■ Description of the task:
Output, word for word, every line from the line with "Parse this screenshot: output" through the final line of the data below.

■ Available data:
○ ○ ○ ○ ○ ○ ○
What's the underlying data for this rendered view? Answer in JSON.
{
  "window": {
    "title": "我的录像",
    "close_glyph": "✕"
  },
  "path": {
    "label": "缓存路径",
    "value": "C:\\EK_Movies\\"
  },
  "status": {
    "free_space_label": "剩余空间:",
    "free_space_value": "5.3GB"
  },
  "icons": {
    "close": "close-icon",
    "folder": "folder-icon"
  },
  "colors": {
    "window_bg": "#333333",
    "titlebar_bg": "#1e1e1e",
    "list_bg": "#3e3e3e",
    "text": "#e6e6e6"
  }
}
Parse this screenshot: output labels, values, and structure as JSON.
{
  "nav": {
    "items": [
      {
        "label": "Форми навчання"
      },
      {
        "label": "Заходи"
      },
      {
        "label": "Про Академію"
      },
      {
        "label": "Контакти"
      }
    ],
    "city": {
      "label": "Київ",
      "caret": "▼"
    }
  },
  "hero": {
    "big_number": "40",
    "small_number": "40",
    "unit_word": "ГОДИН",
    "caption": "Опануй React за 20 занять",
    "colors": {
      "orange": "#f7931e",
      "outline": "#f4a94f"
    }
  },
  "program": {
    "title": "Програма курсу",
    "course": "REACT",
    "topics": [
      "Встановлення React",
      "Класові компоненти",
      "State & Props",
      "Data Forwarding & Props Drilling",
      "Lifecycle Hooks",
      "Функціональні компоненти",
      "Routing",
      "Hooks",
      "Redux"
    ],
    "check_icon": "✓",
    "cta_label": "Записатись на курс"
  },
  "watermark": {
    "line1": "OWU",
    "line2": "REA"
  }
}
○ ○ ○ ○ ○ ○ ○
■ Completed task:
Parse this screenshot: output labels, values, and structure as JSON.
{
  "nav": {
    "items": [
      {
        "label": "Форми навчання"
      },
      {
        "label": "Заходи"
      },
      {
        "label": "Про Академію"
      },
      {
        "label": "Контакти"
      }
    ],
    "city": {
      "label": "Київ",
      "caret": "▼"
    }
  },
  "hero": {
    "big_number": "40",
    "small_number": "40",
    "unit_word": "ГОДИН",
    "caption": "Опануй React за 20 занять",
    "colors": {
      "orange": "#f7931e",
      "outline": "#f4a94f"
    }
  },
  "program": {
    "title": "Програма курсу",
    "course": "REACT",
    "topics": [
      "Встановлення React",
      "Класові компоненти",
      "State & Props",
      "Data Forwarding & Props Drilling",
      "Lifecycle Hooks",
      "Функціональні компоненти",
      "Routing",
      "Hooks",
      "Redux"
    ],
    "check_icon": "✓",
    "cta_label": "Записатись на курс"
  },
  "watermark": {
    "line1": "OWU",
    "line2": "REA"
  }
}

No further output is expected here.